_Aim of the task_
Collect all lines below with the string "Revise".

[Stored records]
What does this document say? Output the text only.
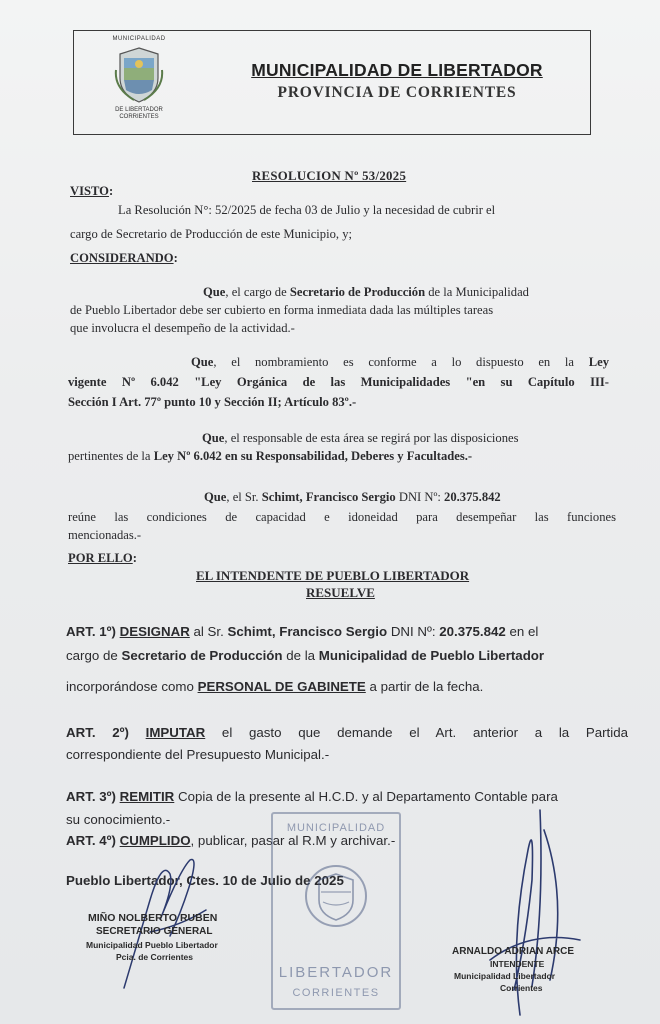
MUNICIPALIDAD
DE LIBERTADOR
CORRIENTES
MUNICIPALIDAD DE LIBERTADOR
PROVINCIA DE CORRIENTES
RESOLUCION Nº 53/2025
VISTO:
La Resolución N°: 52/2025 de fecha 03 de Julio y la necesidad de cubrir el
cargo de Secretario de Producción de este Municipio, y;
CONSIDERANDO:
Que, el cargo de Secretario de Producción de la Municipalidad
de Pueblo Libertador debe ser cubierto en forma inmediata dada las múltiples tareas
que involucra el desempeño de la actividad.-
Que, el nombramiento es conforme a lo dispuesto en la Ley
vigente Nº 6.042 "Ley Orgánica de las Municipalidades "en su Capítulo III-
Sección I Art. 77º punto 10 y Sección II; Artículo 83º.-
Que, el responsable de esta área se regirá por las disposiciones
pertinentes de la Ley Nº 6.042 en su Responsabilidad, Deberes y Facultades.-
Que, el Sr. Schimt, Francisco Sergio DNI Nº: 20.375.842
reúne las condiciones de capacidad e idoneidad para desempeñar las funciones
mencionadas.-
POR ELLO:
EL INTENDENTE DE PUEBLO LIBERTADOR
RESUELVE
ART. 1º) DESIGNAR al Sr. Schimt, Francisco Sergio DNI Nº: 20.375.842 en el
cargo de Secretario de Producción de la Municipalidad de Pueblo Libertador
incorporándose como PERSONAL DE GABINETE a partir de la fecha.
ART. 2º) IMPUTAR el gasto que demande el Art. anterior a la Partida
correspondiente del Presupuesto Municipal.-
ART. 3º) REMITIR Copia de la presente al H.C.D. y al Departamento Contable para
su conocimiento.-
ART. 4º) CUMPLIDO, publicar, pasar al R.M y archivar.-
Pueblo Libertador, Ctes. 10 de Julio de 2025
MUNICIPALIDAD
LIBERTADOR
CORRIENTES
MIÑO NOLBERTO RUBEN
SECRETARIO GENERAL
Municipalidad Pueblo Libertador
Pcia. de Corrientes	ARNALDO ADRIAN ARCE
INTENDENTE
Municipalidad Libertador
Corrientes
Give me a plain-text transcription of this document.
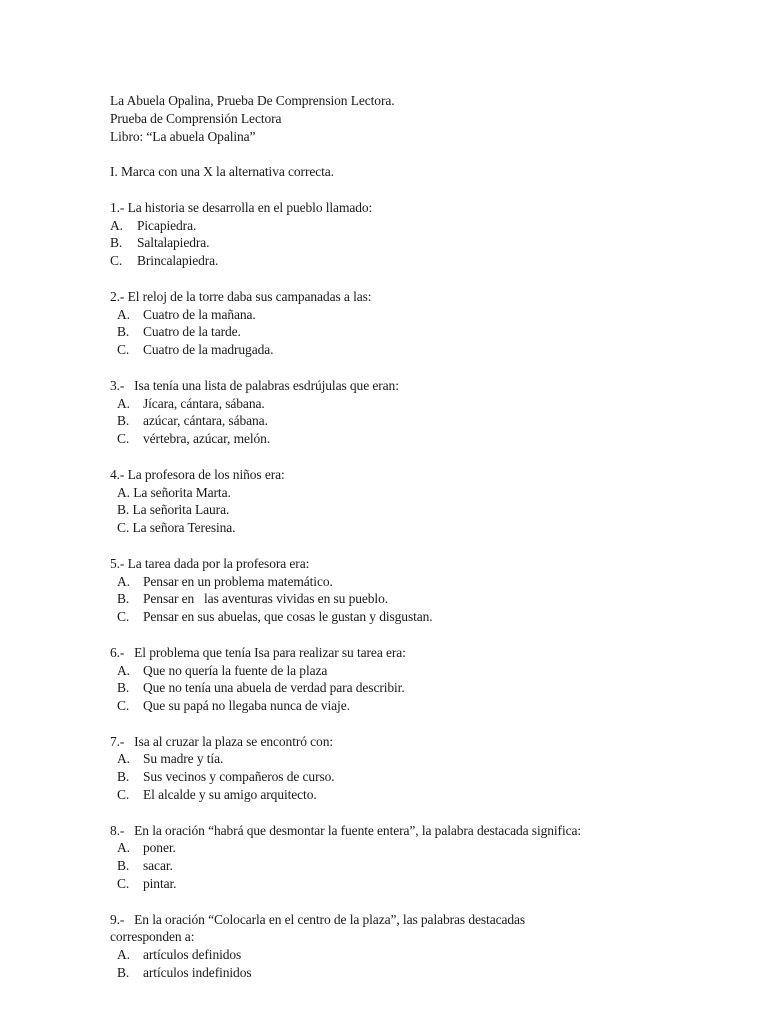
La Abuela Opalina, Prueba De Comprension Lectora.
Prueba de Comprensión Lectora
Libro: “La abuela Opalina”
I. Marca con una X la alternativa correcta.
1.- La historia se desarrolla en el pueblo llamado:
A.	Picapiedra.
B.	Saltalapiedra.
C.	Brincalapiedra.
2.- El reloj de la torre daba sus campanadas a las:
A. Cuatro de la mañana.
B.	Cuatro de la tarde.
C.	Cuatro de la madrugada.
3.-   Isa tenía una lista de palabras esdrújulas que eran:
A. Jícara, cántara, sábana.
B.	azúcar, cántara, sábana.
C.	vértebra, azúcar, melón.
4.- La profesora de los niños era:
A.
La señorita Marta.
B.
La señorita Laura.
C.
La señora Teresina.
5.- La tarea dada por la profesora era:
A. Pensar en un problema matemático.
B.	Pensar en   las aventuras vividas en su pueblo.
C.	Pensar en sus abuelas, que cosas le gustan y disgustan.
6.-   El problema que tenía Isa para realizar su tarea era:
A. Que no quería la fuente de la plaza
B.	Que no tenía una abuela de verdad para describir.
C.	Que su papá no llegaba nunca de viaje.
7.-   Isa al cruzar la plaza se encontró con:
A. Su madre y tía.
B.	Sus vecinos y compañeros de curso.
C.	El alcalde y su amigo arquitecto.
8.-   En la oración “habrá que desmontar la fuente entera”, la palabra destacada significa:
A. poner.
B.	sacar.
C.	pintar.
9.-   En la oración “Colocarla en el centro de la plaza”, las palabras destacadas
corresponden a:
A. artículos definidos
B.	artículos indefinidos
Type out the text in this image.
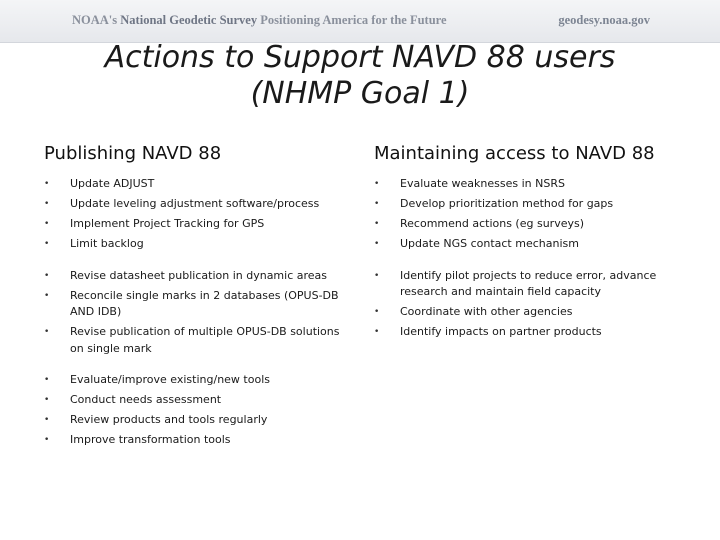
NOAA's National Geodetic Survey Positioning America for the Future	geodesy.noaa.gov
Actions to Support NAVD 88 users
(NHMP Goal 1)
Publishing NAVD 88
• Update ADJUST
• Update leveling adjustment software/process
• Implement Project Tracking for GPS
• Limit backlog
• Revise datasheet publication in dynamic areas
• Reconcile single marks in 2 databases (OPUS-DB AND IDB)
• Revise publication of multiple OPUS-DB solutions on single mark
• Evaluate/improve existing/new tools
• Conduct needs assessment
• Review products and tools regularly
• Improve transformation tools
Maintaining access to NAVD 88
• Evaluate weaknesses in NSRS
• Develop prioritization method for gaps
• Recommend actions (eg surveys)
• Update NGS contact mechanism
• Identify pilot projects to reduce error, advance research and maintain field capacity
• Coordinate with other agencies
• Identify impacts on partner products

--

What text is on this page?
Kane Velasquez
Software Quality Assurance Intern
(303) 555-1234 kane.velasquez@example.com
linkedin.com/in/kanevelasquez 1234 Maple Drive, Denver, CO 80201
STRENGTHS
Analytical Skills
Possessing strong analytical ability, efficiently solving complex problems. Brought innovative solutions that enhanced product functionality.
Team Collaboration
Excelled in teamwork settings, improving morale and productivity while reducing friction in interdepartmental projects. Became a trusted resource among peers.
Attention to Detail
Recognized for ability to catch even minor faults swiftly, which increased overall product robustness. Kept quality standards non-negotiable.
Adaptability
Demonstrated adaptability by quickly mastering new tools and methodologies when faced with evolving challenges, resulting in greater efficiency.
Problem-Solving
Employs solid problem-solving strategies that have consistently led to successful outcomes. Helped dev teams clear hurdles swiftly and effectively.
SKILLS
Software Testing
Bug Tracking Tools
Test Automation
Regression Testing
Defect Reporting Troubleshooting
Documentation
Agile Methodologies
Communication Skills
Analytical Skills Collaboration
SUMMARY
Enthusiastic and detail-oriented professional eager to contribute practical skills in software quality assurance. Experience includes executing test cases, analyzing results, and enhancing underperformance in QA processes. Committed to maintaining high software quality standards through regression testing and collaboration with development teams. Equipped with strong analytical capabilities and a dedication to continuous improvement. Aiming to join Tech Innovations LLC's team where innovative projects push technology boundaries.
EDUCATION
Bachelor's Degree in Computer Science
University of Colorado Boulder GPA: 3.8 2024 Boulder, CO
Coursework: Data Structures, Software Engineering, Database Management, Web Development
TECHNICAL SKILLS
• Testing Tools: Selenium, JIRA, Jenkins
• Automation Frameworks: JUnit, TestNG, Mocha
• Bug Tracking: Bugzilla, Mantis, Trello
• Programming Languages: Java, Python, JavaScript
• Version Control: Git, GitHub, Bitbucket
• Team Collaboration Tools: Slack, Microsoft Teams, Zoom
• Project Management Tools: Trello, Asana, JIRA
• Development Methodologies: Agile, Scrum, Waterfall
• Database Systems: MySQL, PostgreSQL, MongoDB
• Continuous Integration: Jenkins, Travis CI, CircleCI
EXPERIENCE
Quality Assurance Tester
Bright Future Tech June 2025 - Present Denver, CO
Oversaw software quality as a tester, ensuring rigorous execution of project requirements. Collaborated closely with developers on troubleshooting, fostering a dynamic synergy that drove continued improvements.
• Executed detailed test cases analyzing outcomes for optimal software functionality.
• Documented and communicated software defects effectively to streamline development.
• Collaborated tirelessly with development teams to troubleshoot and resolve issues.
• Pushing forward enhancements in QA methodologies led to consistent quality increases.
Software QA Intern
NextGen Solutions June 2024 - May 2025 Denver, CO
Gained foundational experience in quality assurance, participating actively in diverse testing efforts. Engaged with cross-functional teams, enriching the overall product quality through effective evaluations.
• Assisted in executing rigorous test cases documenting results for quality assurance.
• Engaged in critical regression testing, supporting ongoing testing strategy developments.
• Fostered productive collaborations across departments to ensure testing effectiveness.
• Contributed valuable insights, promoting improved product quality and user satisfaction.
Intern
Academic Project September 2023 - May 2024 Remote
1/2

...

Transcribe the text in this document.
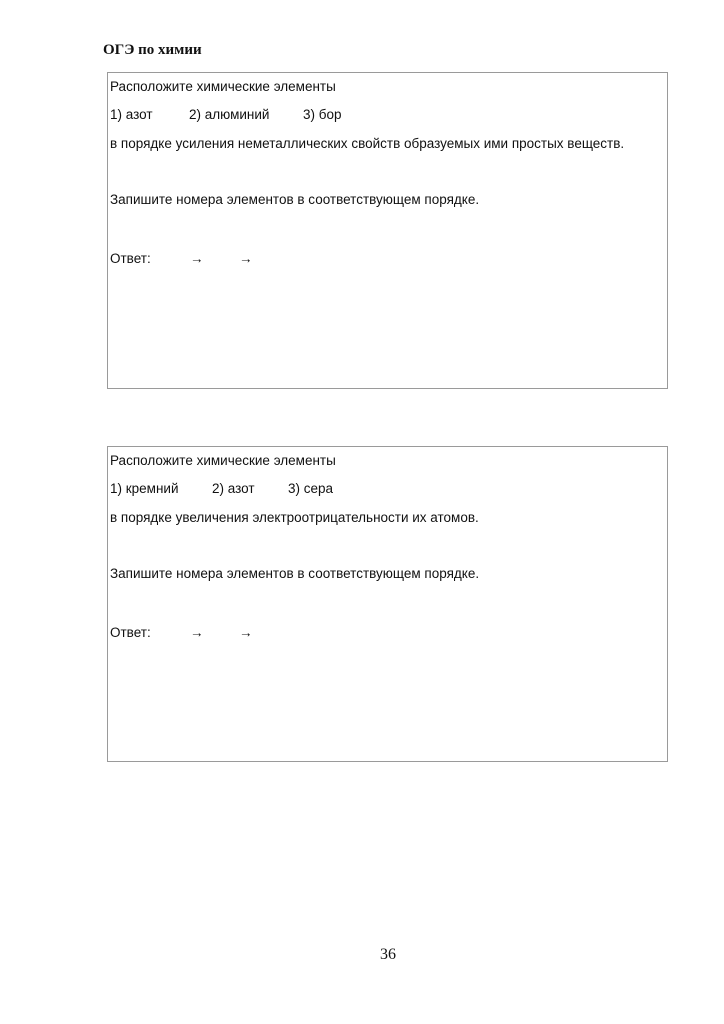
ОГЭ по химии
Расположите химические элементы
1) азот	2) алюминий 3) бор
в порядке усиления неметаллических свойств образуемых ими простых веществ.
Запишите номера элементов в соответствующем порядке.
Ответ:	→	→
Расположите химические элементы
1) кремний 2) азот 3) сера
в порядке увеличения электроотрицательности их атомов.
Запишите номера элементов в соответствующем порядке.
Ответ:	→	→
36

_The response_
• Revise datasheet publication in dynamic areas
• Revise publication of multiple OPUS-DB solutions on single mark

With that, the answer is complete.